Stored data ->
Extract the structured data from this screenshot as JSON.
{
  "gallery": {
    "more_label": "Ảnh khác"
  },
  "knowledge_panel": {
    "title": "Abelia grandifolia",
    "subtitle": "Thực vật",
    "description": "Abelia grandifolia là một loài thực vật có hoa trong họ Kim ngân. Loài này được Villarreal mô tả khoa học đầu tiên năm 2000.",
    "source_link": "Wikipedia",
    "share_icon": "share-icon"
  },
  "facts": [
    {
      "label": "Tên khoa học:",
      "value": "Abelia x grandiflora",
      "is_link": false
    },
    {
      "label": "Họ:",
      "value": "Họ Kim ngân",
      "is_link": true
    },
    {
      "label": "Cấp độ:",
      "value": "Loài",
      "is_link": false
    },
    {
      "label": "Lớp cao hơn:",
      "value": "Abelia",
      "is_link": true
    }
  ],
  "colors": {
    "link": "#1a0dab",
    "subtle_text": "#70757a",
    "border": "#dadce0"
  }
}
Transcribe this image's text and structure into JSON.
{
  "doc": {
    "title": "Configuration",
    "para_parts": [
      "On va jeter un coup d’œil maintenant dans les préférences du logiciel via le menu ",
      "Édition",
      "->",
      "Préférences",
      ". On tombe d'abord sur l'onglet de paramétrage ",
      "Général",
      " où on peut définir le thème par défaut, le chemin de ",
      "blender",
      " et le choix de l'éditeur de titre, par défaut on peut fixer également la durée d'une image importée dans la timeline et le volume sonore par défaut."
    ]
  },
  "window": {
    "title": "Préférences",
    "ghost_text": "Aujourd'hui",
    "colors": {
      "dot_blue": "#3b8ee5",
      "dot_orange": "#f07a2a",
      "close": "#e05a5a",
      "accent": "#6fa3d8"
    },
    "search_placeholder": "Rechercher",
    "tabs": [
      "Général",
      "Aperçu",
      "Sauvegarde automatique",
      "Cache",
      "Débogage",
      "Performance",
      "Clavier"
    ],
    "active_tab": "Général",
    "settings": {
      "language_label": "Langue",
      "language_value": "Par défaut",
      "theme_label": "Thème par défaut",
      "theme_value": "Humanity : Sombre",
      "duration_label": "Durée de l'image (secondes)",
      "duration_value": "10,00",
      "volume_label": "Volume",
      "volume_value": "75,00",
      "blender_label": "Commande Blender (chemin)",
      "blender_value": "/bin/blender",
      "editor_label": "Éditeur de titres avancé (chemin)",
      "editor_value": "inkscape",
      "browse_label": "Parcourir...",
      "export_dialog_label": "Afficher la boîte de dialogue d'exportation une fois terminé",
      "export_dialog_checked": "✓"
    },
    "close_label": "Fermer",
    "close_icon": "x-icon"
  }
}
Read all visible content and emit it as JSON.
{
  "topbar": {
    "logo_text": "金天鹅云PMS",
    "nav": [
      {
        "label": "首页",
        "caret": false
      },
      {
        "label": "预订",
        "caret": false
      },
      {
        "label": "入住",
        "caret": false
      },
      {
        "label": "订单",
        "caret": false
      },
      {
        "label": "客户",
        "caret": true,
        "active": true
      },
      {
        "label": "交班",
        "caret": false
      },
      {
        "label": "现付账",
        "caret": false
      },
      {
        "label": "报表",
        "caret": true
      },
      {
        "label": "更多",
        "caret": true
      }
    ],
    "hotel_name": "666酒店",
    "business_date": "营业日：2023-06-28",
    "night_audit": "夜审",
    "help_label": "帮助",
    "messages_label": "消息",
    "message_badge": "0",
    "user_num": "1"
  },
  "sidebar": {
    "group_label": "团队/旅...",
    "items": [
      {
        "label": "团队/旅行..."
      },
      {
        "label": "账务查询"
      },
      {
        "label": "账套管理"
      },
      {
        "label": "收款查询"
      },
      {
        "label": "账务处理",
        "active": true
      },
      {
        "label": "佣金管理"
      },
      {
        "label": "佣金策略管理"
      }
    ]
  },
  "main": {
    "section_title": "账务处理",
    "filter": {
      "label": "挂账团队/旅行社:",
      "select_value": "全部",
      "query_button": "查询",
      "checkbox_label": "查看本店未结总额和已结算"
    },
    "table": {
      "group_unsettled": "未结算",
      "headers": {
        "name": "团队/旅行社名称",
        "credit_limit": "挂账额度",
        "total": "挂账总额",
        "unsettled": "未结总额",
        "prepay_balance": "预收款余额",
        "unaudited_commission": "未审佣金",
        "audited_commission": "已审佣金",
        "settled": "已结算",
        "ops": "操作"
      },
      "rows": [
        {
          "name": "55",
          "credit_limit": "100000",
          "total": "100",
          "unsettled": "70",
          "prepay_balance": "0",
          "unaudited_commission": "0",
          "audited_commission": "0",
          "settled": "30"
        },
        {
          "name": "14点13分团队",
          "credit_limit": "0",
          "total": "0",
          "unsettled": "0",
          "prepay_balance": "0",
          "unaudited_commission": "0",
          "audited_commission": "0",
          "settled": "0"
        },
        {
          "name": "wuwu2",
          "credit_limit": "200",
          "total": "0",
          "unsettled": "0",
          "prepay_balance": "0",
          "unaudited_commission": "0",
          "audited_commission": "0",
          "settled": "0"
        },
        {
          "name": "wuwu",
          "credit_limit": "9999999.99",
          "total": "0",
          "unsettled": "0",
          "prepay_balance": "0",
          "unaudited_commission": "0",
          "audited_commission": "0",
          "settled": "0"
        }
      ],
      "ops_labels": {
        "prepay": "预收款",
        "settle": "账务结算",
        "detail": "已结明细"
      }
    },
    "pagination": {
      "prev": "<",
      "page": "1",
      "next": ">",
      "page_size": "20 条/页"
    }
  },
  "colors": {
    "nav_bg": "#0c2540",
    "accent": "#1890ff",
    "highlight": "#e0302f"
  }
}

Exercise -> Count the lines in the records above that contain the word "Loài", and reply with only that number.

Complete response -> 2